Text:

Das mit Hauptsitz in den Vereinigten Staaten beheimatete Unternehmen bietet jungen Sportlern die Möglichkeit, in den USA zu studieren und gleichzeitig per Stipendium dem Leistungssport nachzugehen. „In Deutschland hast du dieses System nicht. Hier kann man nur den einen oder anderen Weg einschlagen“, sagt Griebsch .

Herbert Biste, Christopher Griebsch und Johannes Bergmann (von links) vor der Uni von Maryland. Foto: Athletes USA

Das Abenteuer USA

Er weiß, wovon er spricht. 2010 entschied sich der damals beim FC Carl Zeiss II spielende Mittelfeldakteur für das Abenteuer USA . Vier Jahre dauerte sein Studium, nebenbei kickte er bei „Hofstra Pride“ und lernte neben unvergesslichen Erlebnissen kennen (und lieben), wie perfekt die Symbiose aus Sport und Lehre sein kann. „Wenn man dort für eine Universität spielt, wird vor dem Jahr festgelegt, wann Training ist und alles mit den Professoren abgesprochen. So etwas wäre in Deutschlandundenkbar“, sagt Griebsch , den das Konzept auch nach seiner Zeit in den USA nicht los ließ.

Nach fußballerischen Stationen auf Zypern und in Australien stieg er – wieder zurück in Deutschland – 2015 per Praktikum in die bestehende Firma ein und begann, ein Netz für Deutschland aufzubauen. Mit dem früheren Rot-Weiß-Spieler Herbert Biste , der einen ähnlichen Weg ging und nun in den USA die Fäden zieht, ermöglicht er Sportlern den Austausch und eine neue Lebenserfahrung.

Ihre Aufgaben:
1/ In welchem Jahr entschied sich Griebsch laut dem Text über Sportstipendien in den USA für das Abenteuer USA?
2/ Setzen Sie den Text über Sportstipendien in den USA im Anschluss an seinen letzten Satz fort.
Die Daten sind eigenständiges Material und gehören nicht zum Text über Sportstipendien in den USA.

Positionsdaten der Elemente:
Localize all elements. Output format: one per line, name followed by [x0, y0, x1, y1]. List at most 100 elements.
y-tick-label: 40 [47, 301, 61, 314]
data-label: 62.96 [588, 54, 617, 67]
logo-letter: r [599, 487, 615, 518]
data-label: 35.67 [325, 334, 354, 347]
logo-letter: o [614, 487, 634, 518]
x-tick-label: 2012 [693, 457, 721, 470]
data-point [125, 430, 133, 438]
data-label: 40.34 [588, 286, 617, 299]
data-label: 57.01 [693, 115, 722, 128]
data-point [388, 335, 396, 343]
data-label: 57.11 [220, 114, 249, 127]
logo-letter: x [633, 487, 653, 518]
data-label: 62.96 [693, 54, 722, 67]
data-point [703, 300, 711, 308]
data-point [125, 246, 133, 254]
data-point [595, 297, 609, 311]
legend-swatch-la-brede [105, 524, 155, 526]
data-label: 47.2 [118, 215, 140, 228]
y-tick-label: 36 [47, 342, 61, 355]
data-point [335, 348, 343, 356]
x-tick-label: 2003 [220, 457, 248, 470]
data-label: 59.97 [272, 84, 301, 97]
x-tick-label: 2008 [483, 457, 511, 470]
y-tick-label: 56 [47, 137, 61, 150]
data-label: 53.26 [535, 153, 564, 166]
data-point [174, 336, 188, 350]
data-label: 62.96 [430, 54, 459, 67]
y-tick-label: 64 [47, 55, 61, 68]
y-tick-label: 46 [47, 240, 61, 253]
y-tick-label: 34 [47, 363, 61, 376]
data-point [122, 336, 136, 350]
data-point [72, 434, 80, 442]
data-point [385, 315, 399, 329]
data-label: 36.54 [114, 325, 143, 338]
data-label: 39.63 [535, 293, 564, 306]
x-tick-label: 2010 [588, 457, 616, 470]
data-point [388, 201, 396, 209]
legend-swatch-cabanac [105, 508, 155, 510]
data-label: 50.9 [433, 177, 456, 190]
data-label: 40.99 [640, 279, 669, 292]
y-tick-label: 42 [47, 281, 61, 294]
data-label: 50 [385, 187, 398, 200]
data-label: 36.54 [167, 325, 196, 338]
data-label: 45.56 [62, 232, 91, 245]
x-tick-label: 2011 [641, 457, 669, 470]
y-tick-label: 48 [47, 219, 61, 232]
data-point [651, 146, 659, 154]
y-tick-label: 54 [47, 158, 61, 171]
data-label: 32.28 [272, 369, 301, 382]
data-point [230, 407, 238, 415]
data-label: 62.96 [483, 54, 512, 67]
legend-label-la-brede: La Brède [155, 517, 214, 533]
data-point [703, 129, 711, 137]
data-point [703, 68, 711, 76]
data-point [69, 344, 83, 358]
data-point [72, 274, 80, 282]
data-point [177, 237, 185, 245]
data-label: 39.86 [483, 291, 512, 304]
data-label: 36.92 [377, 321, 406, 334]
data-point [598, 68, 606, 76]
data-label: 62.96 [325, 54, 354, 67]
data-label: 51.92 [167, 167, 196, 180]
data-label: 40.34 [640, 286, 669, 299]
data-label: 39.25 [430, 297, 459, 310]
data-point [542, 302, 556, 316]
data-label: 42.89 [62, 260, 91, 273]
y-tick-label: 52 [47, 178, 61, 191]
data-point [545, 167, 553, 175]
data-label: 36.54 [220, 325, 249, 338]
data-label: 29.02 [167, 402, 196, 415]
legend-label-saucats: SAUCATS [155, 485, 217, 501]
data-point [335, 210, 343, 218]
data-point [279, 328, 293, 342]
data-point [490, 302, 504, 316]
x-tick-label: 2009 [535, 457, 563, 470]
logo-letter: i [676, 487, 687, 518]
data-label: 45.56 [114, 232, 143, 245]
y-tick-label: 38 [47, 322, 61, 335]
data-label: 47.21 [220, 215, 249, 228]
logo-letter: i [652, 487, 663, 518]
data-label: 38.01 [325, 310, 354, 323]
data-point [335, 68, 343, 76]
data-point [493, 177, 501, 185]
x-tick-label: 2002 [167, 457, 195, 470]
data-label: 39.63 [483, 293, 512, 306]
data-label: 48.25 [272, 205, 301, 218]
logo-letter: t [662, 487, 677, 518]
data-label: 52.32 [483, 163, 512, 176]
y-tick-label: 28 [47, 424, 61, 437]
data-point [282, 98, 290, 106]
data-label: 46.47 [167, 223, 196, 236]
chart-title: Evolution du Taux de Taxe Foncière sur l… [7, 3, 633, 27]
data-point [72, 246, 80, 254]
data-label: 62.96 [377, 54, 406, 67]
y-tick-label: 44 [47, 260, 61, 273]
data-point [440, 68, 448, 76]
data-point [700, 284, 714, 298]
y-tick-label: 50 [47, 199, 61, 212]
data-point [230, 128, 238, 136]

Lösungen:
1/ 2010

2/
Während sich hierzulande oft die Frage stellt, ob man sich dem Sport oder der beruflichen Laufbahn widmen soll, bietet das US-amerikanische System viele Vorteile. Denn die dortigen Universitäten schmücken sich gerne mit Trophäen und sind immer auf der Suche nach Athleten, die Siege für die Lehranstalt erringen. Um dies zu erreichen, verteilen die Unis Sportstipendien in unterschiedlichen Größenordnungen, um sie zu locken.

Längst blicken sie dabei über den Tellerrand, binden Sportler aus allen Ländern. Eine reizvolle Aufgabe auch für deutsche Talente, die nicht nur die Welt erkunden wollen, sondern im Idealfall ein Studium gänzlich bezahlt bekommen. Die Firma „Athletes USA“ verfügt über ein enges Netz zu den Universitäten und vermittelt Sportler quasi nach den Wünschen und Erfordernissen der Unis. Eine Win-win-Situation für beide Seiten und ein großes Abenteuer inklusive.

Nicht jeder Sportler kann das beste Stipendium bekommen

Um die Chancen für eine Aufnahme zu testen, können die Bewerber eine kostenfreie „Chancenschätzung“ vornehmen. Darin wird abgewogen, ob der Kandidat geeignet ist und welche Möglichkeiten für eine Förderung bestehen. Denn klar ist auch, dass nicht jeder Sportler das beste Stipendium bekommen kann, nicht jeder die besten Unis besuchen kann. Aber auch kleinere Hochschulen sind immer auf der Suche nach guten Sportlern.

„Gerade von jungen Menschen, die ihr Abitur machen, bekommen wir viele Anfragen“, sagt Griebsch . Ein Geheimtipp ist der Austausch nicht mehr, sondern eine ernst zu nehmende Alternative gegenüber einem Studium in Deutschland . Die Palette der Sportarten ist groß. Neben Fußballern nutzte zum Beispiel die für den LC Jenastartende Leichtathletin Eleni Fromann diese Möglichkeit zum Austausch. Aber auch Volleyballer, Tennisspieler oder sogar Golfer wagten den Sprung über den Atlantik.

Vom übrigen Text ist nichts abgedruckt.